◆ What the task requires:
Extract every line of the material that holds the string "text".

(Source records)
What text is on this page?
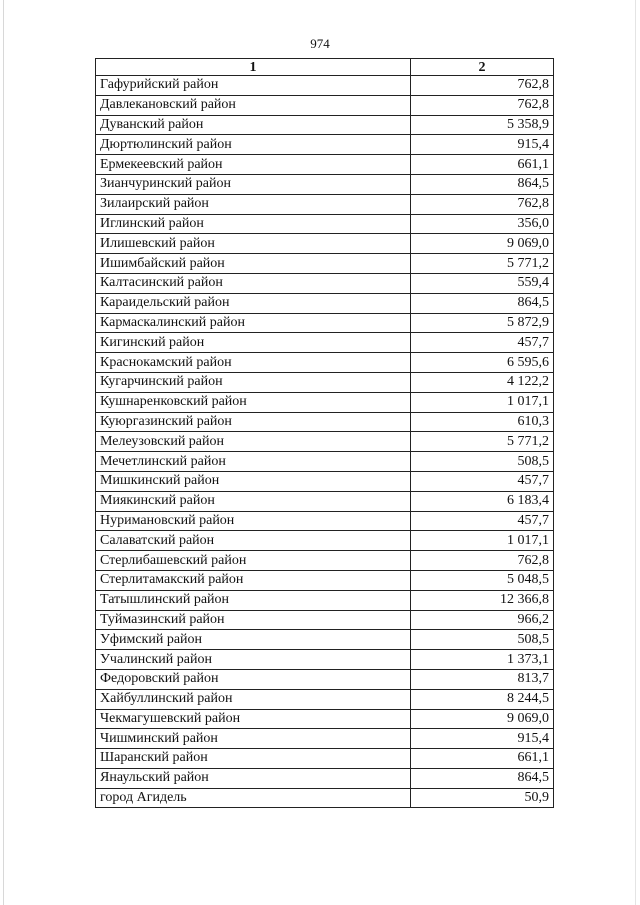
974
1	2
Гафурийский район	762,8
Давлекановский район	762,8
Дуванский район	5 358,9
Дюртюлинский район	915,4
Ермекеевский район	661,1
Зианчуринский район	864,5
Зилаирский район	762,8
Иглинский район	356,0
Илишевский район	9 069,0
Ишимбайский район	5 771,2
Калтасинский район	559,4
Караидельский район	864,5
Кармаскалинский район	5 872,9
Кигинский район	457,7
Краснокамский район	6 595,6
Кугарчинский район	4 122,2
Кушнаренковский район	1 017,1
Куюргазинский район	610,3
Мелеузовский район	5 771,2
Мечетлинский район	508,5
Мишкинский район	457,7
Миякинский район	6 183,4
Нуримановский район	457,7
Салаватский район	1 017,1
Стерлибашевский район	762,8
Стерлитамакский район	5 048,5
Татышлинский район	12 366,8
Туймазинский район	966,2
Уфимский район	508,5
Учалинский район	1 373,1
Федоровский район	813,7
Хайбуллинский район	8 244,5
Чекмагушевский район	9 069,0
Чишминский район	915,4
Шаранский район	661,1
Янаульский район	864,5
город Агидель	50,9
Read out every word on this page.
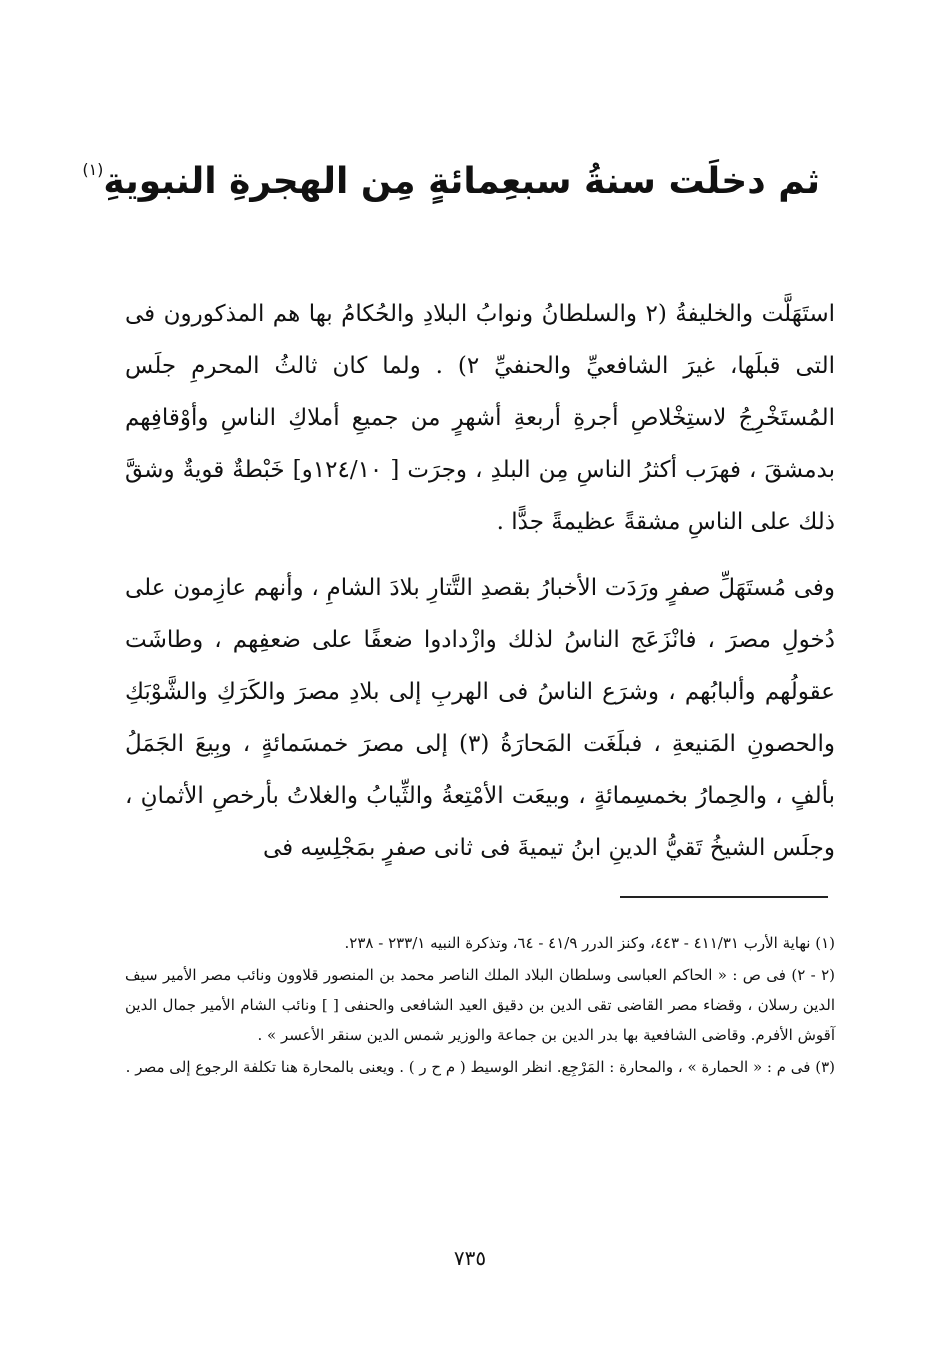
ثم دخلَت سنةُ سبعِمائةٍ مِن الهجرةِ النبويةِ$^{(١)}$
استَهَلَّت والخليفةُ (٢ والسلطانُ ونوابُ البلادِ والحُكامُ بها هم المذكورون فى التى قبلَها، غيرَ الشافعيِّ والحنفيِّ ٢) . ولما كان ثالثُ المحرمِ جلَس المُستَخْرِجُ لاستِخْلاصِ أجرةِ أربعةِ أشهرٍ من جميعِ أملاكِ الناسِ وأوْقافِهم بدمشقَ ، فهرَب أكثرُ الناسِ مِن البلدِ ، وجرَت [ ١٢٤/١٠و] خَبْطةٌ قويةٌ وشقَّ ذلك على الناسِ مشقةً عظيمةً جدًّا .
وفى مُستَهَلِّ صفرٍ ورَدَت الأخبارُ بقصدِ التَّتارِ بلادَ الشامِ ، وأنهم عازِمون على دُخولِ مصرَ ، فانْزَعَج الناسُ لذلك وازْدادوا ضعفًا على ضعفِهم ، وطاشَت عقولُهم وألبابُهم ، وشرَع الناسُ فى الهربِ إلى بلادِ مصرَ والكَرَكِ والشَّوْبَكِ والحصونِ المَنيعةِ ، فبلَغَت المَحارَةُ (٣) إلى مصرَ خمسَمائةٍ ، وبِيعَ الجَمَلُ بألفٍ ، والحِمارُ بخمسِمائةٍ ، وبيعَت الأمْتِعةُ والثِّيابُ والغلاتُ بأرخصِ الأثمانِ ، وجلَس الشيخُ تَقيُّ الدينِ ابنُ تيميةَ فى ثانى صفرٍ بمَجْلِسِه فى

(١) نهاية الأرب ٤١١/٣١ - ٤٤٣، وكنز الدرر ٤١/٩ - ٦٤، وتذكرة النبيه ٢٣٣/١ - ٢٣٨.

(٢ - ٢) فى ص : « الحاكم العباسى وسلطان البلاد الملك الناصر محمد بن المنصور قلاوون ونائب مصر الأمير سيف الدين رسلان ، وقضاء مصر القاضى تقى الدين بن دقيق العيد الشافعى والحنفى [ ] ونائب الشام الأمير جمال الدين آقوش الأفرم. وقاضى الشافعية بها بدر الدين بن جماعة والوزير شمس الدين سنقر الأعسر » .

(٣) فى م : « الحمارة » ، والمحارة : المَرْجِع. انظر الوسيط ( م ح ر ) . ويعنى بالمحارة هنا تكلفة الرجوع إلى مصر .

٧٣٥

==

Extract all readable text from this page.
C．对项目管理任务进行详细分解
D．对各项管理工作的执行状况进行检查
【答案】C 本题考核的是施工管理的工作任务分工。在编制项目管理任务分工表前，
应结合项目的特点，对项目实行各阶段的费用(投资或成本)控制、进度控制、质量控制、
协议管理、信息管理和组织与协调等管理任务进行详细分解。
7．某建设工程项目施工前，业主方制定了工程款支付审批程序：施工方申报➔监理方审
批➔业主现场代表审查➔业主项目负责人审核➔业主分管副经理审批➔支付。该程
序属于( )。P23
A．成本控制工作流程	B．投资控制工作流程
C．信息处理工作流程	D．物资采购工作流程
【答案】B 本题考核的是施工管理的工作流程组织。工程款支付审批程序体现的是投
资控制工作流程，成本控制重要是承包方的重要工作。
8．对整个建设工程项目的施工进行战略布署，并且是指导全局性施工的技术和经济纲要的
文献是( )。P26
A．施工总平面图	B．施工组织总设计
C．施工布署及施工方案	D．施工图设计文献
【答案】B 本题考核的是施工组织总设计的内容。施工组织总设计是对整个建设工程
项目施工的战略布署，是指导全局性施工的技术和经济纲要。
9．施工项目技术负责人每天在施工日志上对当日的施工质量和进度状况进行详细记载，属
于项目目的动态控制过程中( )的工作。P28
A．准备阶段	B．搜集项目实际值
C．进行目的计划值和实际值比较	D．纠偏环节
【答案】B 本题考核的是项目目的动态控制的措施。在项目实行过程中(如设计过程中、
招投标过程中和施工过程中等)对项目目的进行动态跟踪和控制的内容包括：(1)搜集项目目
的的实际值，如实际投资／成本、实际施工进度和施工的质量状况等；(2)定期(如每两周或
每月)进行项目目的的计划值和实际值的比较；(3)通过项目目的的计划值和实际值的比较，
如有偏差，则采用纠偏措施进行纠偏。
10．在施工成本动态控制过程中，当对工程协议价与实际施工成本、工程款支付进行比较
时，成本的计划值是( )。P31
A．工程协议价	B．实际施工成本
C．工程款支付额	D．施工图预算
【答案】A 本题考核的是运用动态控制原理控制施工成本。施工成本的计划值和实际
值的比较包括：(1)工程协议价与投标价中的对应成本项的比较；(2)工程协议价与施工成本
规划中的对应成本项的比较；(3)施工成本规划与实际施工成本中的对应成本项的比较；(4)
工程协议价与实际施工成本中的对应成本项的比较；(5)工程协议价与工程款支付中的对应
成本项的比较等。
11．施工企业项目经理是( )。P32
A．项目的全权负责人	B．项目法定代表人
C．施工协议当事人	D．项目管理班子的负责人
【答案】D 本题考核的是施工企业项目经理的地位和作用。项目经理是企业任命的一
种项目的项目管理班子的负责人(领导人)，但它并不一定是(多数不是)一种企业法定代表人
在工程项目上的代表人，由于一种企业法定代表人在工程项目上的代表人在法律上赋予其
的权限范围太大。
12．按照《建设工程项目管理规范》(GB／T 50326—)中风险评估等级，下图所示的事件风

==

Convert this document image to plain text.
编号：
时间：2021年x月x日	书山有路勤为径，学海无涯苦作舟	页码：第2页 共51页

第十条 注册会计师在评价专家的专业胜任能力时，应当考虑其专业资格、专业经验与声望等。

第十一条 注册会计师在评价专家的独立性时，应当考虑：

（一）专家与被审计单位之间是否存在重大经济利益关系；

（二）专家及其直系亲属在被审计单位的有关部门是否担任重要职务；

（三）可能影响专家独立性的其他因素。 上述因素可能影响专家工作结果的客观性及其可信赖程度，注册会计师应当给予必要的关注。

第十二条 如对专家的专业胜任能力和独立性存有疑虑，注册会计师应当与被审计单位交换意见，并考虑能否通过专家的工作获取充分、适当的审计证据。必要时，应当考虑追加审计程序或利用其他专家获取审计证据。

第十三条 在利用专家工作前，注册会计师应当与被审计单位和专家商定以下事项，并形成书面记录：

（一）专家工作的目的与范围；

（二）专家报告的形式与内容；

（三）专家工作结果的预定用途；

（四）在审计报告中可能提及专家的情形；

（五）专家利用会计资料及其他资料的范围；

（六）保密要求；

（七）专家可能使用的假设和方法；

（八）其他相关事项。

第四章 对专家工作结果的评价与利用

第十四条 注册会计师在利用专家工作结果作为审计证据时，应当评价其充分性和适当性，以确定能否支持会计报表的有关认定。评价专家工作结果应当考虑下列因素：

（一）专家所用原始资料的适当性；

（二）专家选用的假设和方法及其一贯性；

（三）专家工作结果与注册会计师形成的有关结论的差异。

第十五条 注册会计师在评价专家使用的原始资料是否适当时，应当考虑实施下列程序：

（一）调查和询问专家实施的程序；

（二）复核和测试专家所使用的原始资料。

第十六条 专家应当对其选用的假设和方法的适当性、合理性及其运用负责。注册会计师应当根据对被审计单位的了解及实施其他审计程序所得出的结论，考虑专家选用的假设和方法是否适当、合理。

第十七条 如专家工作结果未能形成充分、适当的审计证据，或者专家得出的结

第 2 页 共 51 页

◆ Task result:
What text is on this page?
Extract all readable text from this page.
Convert this document image to plain text.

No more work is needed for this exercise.